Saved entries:
══════════════════════════════
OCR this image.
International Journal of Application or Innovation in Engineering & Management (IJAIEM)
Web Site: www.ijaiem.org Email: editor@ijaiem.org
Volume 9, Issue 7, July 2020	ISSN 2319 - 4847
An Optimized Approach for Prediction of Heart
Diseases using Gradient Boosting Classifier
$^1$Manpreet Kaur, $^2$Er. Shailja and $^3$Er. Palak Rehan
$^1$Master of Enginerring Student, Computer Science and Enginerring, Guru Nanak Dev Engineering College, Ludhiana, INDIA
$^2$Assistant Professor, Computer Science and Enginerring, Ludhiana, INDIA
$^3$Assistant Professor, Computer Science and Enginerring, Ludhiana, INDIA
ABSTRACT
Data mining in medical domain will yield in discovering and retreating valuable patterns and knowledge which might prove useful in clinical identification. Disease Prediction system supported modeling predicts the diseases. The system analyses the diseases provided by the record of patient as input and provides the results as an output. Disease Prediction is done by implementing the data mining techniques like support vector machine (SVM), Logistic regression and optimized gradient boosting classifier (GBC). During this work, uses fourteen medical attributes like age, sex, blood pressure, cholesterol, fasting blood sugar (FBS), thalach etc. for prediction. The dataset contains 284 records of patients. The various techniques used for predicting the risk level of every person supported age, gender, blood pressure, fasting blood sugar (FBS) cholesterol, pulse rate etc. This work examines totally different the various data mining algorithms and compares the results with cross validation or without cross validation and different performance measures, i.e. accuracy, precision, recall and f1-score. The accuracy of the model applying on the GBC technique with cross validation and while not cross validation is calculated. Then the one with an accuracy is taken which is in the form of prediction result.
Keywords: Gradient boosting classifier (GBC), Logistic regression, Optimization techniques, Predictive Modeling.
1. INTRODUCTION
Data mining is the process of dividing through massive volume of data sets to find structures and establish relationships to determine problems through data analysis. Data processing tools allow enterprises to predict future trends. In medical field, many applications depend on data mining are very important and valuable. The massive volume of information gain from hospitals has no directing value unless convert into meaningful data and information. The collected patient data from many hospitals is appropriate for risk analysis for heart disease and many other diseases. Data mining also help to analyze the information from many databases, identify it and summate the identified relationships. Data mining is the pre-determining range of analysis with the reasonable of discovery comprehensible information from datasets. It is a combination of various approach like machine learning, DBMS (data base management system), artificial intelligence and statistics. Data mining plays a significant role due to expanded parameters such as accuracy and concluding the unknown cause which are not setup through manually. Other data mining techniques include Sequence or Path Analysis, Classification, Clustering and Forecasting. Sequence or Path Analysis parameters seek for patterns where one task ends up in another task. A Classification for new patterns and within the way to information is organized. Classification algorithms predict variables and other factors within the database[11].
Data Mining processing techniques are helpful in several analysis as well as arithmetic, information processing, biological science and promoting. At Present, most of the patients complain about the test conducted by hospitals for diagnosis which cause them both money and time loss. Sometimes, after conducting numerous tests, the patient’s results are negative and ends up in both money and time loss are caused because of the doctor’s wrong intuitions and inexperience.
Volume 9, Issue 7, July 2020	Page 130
══════════════════════════════
An exact copy of every entry above is the expected answer.

OCR this image.
International Journal of Application or Innovation in Engineering & Management (IJAIEM)
Web Site: www.ijaiem.org Email: editor@ijaiem.org
Volume 9, Issue 7, July 2020	ISSN 2319 - 4847
An Optimized Approach for Prediction of Heart
Diseases using Gradient Boosting Classifier
$^1$Manpreet Kaur, $^2$Er. Shailja and $^3$Er. Palak Rehan
$^1$Master of Enginerring Student, Computer Science and Enginerring, Guru Nanak Dev Engineering College, Ludhiana, INDIA
$^2$Assistant Professor, Computer Science and Enginerring, Ludhiana, INDIA
$^3$Assistant Professor, Computer Science and Enginerring, Ludhiana, INDIA
ABSTRACT
Data mining in medical domain will yield in discovering and retreating valuable patterns and knowledge which might prove useful in clinical identification. Disease Prediction system supported modeling predicts the diseases. The system analyses the diseases provided by the record of patient as input and provides the results as an output. Disease Prediction is done by implementing the data mining techniques like support vector machine (SVM), Logistic regression and optimized gradient boosting classifier (GBC). During this work, uses fourteen medical attributes like age, sex, blood pressure, cholesterol, fasting blood sugar (FBS), thalach etc. for prediction. The dataset contains 284 records of patients. The various techniques used for predicting the risk level of every person supported age, gender, blood pressure, fasting blood sugar (FBS) cholesterol, pulse rate etc. This work examines totally different the various data mining algorithms and compares the results with cross validation or without cross validation and different performance measures, i.e. accuracy, precision, recall and f1-score. The accuracy of the model applying on the GBC technique with cross validation and while not cross validation is calculated. Then the one with an accuracy is taken which is in the form of prediction result.
Keywords: Gradient boosting classifier (GBC), Logistic regression, Optimization techniques, Predictive Modeling.
1. INTRODUCTION
Data mining is the process of dividing through massive volume of data sets to find structures and establish relationships to determine problems through data analysis. Data processing tools allow enterprises to predict future trends. In medical field, many applications depend on data mining are very important and valuable. The massive volume of information gain from hospitals has no directing value unless convert into meaningful data and information. The collected patient data from many hospitals is appropriate for risk analysis for heart disease and many other diseases. Data mining also help to analyze the information from many databases, identify it and summate the identified relationships. Data mining is the pre-determining range of analysis with the reasonable of discovery comprehensible information from datasets. It is a combination of various approach like machine learning, DBMS (data base management system), artificial intelligence and statistics. Data mining plays a significant role due to expanded parameters such as accuracy and concluding the unknown cause which are not setup through manually. Other data mining techniques include Sequence or Path Analysis, Classification, Clustering and Forecasting. Sequence or Path Analysis parameters seek for patterns where one task ends up in another task. A Classification for new patterns and within the way to information is organized. Classification algorithms predict variables and other factors within the database[11].
Data Mining processing techniques are helpful in several analysis as well as arithmetic, information processing, biological science and promoting. At Present, most of the patients complain about the test conducted by hospitals for diagnosis which cause them both money and time loss. Sometimes, after conducting numerous tests, the patient’s results are negative and ends up in both money and time loss are caused because of the doctor’s wrong intuitions and inexperience.
Volume 9, Issue 7, July 2020	Page 130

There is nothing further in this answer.